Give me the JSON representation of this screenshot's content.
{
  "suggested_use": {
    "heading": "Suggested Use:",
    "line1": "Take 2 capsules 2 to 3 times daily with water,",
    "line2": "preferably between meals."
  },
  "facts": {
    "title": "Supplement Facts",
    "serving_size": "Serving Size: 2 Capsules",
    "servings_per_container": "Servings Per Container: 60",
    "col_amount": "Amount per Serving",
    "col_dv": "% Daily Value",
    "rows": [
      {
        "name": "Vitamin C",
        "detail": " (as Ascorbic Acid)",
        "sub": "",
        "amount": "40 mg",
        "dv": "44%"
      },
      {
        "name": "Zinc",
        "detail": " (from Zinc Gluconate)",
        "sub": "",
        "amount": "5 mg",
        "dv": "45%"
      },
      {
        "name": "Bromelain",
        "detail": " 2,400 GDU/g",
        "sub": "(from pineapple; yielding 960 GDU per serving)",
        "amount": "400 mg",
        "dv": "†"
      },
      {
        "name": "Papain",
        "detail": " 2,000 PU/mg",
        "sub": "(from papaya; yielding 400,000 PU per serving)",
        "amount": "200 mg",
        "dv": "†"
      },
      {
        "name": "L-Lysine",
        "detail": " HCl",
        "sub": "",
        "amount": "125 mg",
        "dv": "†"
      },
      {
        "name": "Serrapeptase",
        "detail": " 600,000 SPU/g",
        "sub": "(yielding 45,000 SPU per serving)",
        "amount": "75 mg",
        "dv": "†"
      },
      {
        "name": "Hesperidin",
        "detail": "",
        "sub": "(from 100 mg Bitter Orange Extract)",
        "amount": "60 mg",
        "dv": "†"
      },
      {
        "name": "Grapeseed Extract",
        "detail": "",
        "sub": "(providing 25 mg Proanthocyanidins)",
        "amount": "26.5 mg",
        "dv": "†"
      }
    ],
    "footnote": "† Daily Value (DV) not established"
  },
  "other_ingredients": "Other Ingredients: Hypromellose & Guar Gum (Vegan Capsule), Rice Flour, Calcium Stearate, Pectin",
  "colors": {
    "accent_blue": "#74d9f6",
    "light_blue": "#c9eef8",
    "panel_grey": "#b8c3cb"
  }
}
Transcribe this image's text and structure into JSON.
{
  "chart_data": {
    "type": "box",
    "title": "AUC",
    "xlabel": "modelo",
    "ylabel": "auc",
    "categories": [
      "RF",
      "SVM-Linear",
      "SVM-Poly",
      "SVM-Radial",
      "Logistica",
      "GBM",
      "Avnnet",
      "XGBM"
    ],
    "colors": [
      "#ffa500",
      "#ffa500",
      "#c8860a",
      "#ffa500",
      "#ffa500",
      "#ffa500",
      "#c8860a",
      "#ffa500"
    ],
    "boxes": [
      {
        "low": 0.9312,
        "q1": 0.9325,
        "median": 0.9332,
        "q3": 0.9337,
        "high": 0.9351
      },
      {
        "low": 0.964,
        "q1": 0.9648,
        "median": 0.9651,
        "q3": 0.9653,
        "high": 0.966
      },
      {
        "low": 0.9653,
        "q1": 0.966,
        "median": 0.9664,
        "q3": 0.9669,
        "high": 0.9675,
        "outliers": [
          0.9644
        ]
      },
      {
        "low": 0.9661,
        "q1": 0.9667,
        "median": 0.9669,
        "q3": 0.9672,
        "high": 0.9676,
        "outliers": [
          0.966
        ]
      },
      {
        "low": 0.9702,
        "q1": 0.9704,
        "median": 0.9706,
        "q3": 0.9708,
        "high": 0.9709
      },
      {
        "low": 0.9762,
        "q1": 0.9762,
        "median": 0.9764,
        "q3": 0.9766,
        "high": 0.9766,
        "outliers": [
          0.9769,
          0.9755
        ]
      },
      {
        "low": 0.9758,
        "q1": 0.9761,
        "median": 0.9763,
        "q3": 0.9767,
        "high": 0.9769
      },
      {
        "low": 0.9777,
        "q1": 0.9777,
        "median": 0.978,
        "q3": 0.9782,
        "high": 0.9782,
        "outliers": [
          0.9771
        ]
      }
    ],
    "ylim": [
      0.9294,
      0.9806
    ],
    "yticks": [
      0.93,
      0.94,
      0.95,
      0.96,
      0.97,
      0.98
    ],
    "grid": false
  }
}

**Goal:**
Reproduce each line of the material above precisely.

**Solved problem:**
Give me the JSON representation of this screenshot's content.
{
  "suggested_use": {
    "heading": "Suggested Use:",
    "line1": "Take 2 capsules 2 to 3 times daily with water,",
    "line2": "preferably between meals."
  },
  "facts": {
    "title": "Supplement Facts",
    "serving_size": "Serving Size: 2 Capsules",
    "servings_per_container": "Servings Per Container: 60",
    "col_amount": "Amount per Serving",
    "col_dv": "% Daily Value",
    "rows": [
      {
        "name": "Vitamin C",
        "detail": " (as Ascorbic Acid)",
        "sub": "",
        "amount": "40 mg",
        "dv": "44%"
      },
      {
        "name": "Zinc",
        "detail": " (from Zinc Gluconate)",
        "sub": "",
        "amount": "5 mg",
        "dv": "45%"
      },
      {
        "name": "Bromelain",
        "detail": " 2,400 GDU/g",
        "sub": "(from pineapple; yielding 960 GDU per serving)",
        "amount": "400 mg",
        "dv": "†"
      },
      {
        "name": "Papain",
        "detail": " 2,000 PU/mg",
        "sub": "(from papaya; yielding 400,000 PU per serving)",
        "amount": "200 mg",
        "dv": "†"
      },
      {
        "name": "L-Lysine",
        "detail": " HCl",
        "sub": "",
        "amount": "125 mg",
        "dv": "†"
      },
      {
        "name": "Serrapeptase",
        "detail": " 600,000 SPU/g",
        "sub": "(yielding 45,000 SPU per serving)",
        "amount": "75 mg",
        "dv": "†"
      },
      {
        "name": "Hesperidin",
        "detail": "",
        "sub": "(from 100 mg Bitter Orange Extract)",
        "amount": "60 mg",
        "dv": "†"
      },
      {
        "name": "Grapeseed Extract",
        "detail": "",
        "sub": "(providing 25 mg Proanthocyanidins)",
        "amount": "26.5 mg",
        "dv": "†"
      }
    ],
    "footnote": "† Daily Value (DV) not established"
  },
  "other_ingredients": "Other Ingredients: Hypromellose & Guar Gum (Vegan Capsule), Rice Flour, Calcium Stearate, Pectin",
  "colors": {
    "accent_blue": "#74d9f6",
    "light_blue": "#c9eef8",
    "panel_grey": "#b8c3cb"
  }
}
Transcribe this image's text and structure into JSON.
{
  "chart_data": {
    "type": "box",
    "title": "AUC",
    "xlabel": "modelo",
    "ylabel": "auc",
    "categories": [
      "RF",
      "SVM-Linear",
      "SVM-Poly",
      "SVM-Radial",
      "Logistica",
      "GBM",
      "Avnnet",
      "XGBM"
    ],
    "colors": [
      "#ffa500",
      "#ffa500",
      "#c8860a",
      "#ffa500",
      "#ffa500",
      "#ffa500",
      "#c8860a",
      "#ffa500"
    ],
    "boxes": [
      {
        "low": 0.9312,
        "q1": 0.9325,
        "median": 0.9332,
        "q3": 0.9337,
        "high": 0.9351
      },
      {
        "low": 0.964,
        "q1": 0.9648,
        "median": 0.9651,
        "q3": 0.9653,
        "high": 0.966
      },
      {
        "low": 0.9653,
        "q1": 0.966,
        "median": 0.9664,
        "q3": 0.9669,
        "high": 0.9675,
        "outliers": [
          0.9644
        ]
      },
      {
        "low": 0.9661,
        "q1": 0.9667,
        "median": 0.9669,
        "q3": 0.9672,
        "high": 0.9676,
        "outliers": [
          0.966
        ]
      },
      {
        "low": 0.9702,
        "q1": 0.9704,
        "median": 0.9706,
        "q3": 0.9708,
        "high": 0.9709
      },
      {
        "low": 0.9762,
        "q1": 0.9762,
        "median": 0.9764,
        "q3": 0.9766,
        "high": 0.9766,
        "outliers": [
          0.9769,
          0.9755
        ]
      },
      {
        "low": 0.9758,
        "q1": 0.9761,
        "median": 0.9763,
        "q3": 0.9767,
        "high": 0.9769
      },
      {
        "low": 0.9777,
        "q1": 0.9777,
        "median": 0.978,
        "q3": 0.9782,
        "high": 0.9782,
        "outliers": [
          0.9771
        ]
      }
    ],
    "ylim": [
      0.9294,
      0.9806
    ],
    "yticks": [
      0.93,
      0.94,
      0.95,
      0.96,
      0.97,
      0.98
    ],
    "grid": false
  }
}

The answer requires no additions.